◆ EXERCISE INPUTS ◆
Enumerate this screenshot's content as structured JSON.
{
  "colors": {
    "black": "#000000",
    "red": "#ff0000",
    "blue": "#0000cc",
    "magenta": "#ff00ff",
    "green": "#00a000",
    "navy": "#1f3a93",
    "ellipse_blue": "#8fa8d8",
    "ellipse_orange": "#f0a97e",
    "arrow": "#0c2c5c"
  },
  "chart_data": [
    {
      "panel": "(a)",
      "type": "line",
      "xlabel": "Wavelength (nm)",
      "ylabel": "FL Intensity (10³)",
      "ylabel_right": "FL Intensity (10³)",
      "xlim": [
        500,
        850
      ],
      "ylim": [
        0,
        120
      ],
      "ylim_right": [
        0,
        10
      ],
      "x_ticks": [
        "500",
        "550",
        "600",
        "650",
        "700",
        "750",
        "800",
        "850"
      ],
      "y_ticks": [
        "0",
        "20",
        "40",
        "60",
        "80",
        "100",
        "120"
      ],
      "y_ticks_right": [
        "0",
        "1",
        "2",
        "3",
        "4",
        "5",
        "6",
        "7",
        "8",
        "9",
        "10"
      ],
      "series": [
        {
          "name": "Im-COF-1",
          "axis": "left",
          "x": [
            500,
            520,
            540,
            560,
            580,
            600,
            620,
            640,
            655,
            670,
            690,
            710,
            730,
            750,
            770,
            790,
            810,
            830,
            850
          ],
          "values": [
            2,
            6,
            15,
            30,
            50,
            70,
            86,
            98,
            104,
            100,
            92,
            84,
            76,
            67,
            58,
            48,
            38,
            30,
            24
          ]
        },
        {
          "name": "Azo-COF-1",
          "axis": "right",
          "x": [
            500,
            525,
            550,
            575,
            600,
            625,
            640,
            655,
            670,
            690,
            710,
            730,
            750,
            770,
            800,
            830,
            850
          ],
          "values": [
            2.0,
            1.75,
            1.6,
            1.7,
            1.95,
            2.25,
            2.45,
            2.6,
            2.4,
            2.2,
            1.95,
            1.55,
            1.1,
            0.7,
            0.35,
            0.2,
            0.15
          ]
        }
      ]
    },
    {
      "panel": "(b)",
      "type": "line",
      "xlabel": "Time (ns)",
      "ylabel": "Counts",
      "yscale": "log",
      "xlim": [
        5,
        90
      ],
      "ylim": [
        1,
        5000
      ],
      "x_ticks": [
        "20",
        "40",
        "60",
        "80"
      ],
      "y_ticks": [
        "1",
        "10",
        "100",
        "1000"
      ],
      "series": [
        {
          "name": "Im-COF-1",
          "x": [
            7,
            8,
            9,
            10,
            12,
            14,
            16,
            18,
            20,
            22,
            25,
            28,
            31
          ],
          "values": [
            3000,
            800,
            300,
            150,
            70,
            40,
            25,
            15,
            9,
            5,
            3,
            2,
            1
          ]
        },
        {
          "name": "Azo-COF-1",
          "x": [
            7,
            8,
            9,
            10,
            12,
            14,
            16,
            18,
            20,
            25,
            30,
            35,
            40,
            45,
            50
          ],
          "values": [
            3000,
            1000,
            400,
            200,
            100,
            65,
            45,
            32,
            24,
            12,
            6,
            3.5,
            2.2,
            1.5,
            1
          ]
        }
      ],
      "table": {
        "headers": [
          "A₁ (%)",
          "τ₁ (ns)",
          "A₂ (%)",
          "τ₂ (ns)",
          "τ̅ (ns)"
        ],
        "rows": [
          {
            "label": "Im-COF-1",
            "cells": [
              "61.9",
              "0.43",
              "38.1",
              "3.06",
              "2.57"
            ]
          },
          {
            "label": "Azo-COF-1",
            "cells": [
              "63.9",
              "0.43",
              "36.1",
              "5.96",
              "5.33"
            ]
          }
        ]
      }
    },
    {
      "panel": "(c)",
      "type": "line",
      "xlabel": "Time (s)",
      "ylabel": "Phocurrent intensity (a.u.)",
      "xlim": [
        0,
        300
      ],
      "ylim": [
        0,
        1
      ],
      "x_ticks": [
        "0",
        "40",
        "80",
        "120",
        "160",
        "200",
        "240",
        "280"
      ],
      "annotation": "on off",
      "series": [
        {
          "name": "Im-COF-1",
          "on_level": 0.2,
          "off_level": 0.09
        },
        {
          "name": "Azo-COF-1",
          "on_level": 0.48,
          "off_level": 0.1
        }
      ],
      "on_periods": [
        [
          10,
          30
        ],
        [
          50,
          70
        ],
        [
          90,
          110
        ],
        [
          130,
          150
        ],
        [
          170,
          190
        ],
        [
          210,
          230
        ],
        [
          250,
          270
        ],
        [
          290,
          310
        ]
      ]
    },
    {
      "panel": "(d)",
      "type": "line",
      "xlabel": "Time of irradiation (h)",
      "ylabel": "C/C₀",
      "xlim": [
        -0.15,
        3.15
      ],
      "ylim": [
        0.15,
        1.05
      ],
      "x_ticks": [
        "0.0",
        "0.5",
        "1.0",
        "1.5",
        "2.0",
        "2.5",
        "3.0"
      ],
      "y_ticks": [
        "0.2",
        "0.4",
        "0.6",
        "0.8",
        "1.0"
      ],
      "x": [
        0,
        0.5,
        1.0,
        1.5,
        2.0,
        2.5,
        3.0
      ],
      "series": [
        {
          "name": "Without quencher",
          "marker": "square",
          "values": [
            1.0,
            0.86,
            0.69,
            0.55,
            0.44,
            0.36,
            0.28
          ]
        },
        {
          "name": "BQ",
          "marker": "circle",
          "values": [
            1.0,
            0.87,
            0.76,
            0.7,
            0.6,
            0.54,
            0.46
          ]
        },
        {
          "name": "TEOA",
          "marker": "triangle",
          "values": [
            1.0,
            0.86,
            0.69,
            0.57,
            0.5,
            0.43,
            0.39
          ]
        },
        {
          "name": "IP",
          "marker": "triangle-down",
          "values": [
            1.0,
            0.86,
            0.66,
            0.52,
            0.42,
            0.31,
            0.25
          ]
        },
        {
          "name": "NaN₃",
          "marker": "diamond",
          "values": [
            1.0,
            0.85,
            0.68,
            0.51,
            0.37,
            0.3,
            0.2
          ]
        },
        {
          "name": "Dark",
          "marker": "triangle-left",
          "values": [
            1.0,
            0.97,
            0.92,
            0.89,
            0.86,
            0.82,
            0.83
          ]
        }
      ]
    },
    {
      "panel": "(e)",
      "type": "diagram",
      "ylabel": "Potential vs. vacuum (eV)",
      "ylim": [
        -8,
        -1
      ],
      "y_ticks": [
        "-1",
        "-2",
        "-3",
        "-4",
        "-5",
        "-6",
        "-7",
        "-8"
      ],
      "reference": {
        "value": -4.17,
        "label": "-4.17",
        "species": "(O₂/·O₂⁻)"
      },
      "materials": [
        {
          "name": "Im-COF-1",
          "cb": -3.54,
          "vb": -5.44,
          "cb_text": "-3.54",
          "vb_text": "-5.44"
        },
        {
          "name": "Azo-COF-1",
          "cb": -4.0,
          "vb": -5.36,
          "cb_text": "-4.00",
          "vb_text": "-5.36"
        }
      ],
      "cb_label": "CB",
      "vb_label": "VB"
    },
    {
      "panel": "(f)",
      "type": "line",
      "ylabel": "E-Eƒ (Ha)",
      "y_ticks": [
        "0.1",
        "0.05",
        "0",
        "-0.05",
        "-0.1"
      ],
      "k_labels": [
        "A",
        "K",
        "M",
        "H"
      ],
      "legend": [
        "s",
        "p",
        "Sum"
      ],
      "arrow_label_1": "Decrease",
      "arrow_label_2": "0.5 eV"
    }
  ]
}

◆ THE EXERCISE ◆
Every record shown above should be written out again exactly.

◆ SOLUTION ◆
Enumerate this screenshot's content as structured JSON.
{
  "colors": {
    "black": "#000000",
    "red": "#ff0000",
    "blue": "#0000cc",
    "magenta": "#ff00ff",
    "green": "#00a000",
    "navy": "#1f3a93",
    "ellipse_blue": "#8fa8d8",
    "ellipse_orange": "#f0a97e",
    "arrow": "#0c2c5c"
  },
  "chart_data": [
    {
      "panel": "(a)",
      "type": "line",
      "xlabel": "Wavelength (nm)",
      "ylabel": "FL Intensity (10³)",
      "ylabel_right": "FL Intensity (10³)",
      "xlim": [
        500,
        850
      ],
      "ylim": [
        0,
        120
      ],
      "ylim_right": [
        0,
        10
      ],
      "x_ticks": [
        "500",
        "550",
        "600",
        "650",
        "700",
        "750",
        "800",
        "850"
      ],
      "y_ticks": [
        "0",
        "20",
        "40",
        "60",
        "80",
        "100",
        "120"
      ],
      "y_ticks_right": [
        "0",
        "1",
        "2",
        "3",
        "4",
        "5",
        "6",
        "7",
        "8",
        "9",
        "10"
      ],
      "series": [
        {
          "name": "Im-COF-1",
          "axis": "left",
          "x": [
            500,
            520,
            540,
            560,
            580,
            600,
            620,
            640,
            655,
            670,
            690,
            710,
            730,
            750,
            770,
            790,
            810,
            830,
            850
          ],
          "values": [
            2,
            6,
            15,
            30,
            50,
            70,
            86,
            98,
            104,
            100,
            92,
            84,
            76,
            67,
            58,
            48,
            38,
            30,
            24
          ]
        },
        {
          "name": "Azo-COF-1",
          "axis": "right",
          "x": [
            500,
            525,
            550,
            575,
            600,
            625,
            640,
            655,
            670,
            690,
            710,
            730,
            750,
            770,
            800,
            830,
            850
          ],
          "values": [
            2.0,
            1.75,
            1.6,
            1.7,
            1.95,
            2.25,
            2.45,
            2.6,
            2.4,
            2.2,
            1.95,
            1.55,
            1.1,
            0.7,
            0.35,
            0.2,
            0.15
          ]
        }
      ]
    },
    {
      "panel": "(b)",
      "type": "line",
      "xlabel": "Time (ns)",
      "ylabel": "Counts",
      "yscale": "log",
      "xlim": [
        5,
        90
      ],
      "ylim": [
        1,
        5000
      ],
      "x_ticks": [
        "20",
        "40",
        "60",
        "80"
      ],
      "y_ticks": [
        "1",
        "10",
        "100",
        "1000"
      ],
      "series": [
        {
          "name": "Im-COF-1",
          "x": [
            7,
            8,
            9,
            10,
            12,
            14,
            16,
            18,
            20,
            22,
            25,
            28,
            31
          ],
          "values": [
            3000,
            800,
            300,
            150,
            70,
            40,
            25,
            15,
            9,
            5,
            3,
            2,
            1
          ]
        },
        {
          "name": "Azo-COF-1",
          "x": [
            7,
            8,
            9,
            10,
            12,
            14,
            16,
            18,
            20,
            25,
            30,
            35,
            40,
            45,
            50
          ],
          "values": [
            3000,
            1000,
            400,
            200,
            100,
            65,
            45,
            32,
            24,
            12,
            6,
            3.5,
            2.2,
            1.5,
            1
          ]
        }
      ],
      "table": {
        "headers": [
          "A₁ (%)",
          "τ₁ (ns)",
          "A₂ (%)",
          "τ₂ (ns)",
          "τ̅ (ns)"
        ],
        "rows": [
          {
            "label": "Im-COF-1",
            "cells": [
              "61.9",
              "0.43",
              "38.1",
              "3.06",
              "2.57"
            ]
          },
          {
            "label": "Azo-COF-1",
            "cells": [
              "63.9",
              "0.43",
              "36.1",
              "5.96",
              "5.33"
            ]
          }
        ]
      }
    },
    {
      "panel": "(c)",
      "type": "line",
      "xlabel": "Time (s)",
      "ylabel": "Phocurrent intensity (a.u.)",
      "xlim": [
        0,
        300
      ],
      "ylim": [
        0,
        1
      ],
      "x_ticks": [
        "0",
        "40",
        "80",
        "120",
        "160",
        "200",
        "240",
        "280"
      ],
      "annotation": "on off",
      "series": [
        {
          "name": "Im-COF-1",
          "on_level": 0.2,
          "off_level": 0.09
        },
        {
          "name": "Azo-COF-1",
          "on_level": 0.48,
          "off_level": 0.1
        }
      ],
      "on_periods": [
        [
          10,
          30
        ],
        [
          50,
          70
        ],
        [
          90,
          110
        ],
        [
          130,
          150
        ],
        [
          170,
          190
        ],
        [
          210,
          230
        ],
        [
          250,
          270
        ],
        [
          290,
          310
        ]
      ]
    },
    {
      "panel": "(d)",
      "type": "line",
      "xlabel": "Time of irradiation (h)",
      "ylabel": "C/C₀",
      "xlim": [
        -0.15,
        3.15
      ],
      "ylim": [
        0.15,
        1.05
      ],
      "x_ticks": [
        "0.0",
        "0.5",
        "1.0",
        "1.5",
        "2.0",
        "2.5",
        "3.0"
      ],
      "y_ticks": [
        "0.2",
        "0.4",
        "0.6",
        "0.8",
        "1.0"
      ],
      "x": [
        0,
        0.5,
        1.0,
        1.5,
        2.0,
        2.5,
        3.0
      ],
      "series": [
        {
          "name": "Without quencher",
          "marker": "square",
          "values": [
            1.0,
            0.86,
            0.69,
            0.55,
            0.44,
            0.36,
            0.28
          ]
        },
        {
          "name": "BQ",
          "marker": "circle",
          "values": [
            1.0,
            0.87,
            0.76,
            0.7,
            0.6,
            0.54,
            0.46
          ]
        },
        {
          "name": "TEOA",
          "marker": "triangle",
          "values": [
            1.0,
            0.86,
            0.69,
            0.57,
            0.5,
            0.43,
            0.39
          ]
        },
        {
          "name": "IP",
          "marker": "triangle-down",
          "values": [
            1.0,
            0.86,
            0.66,
            0.52,
            0.42,
            0.31,
            0.25
          ]
        },
        {
          "name": "NaN₃",
          "marker": "diamond",
          "values": [
            1.0,
            0.85,
            0.68,
            0.51,
            0.37,
            0.3,
            0.2
          ]
        },
        {
          "name": "Dark",
          "marker": "triangle-left",
          "values": [
            1.0,
            0.97,
            0.92,
            0.89,
            0.86,
            0.82,
            0.83
          ]
        }
      ]
    },
    {
      "panel": "(e)",
      "type": "diagram",
      "ylabel": "Potential vs. vacuum (eV)",
      "ylim": [
        -8,
        -1
      ],
      "y_ticks": [
        "-1",
        "-2",
        "-3",
        "-4",
        "-5",
        "-6",
        "-7",
        "-8"
      ],
      "reference": {
        "value": -4.17,
        "label": "-4.17",
        "species": "(O₂/·O₂⁻)"
      },
      "materials": [
        {
          "name": "Im-COF-1",
          "cb": -3.54,
          "vb": -5.44,
          "cb_text": "-3.54",
          "vb_text": "-5.44"
        },
        {
          "name": "Azo-COF-1",
          "cb": -4.0,
          "vb": -5.36,
          "cb_text": "-4.00",
          "vb_text": "-5.36"
        }
      ],
      "cb_label": "CB",
      "vb_label": "VB"
    },
    {
      "panel": "(f)",
      "type": "line",
      "ylabel": "E-Eƒ (Ha)",
      "y_ticks": [
        "0.1",
        "0.05",
        "0",
        "-0.05",
        "-0.1"
      ],
      "k_labels": [
        "A",
        "K",
        "M",
        "H"
      ],
      "legend": [
        "s",
        "p",
        "Sum"
      ],
      "arrow_label_1": "Decrease",
      "arrow_label_2": "0.5 eV"
    }
  ]
}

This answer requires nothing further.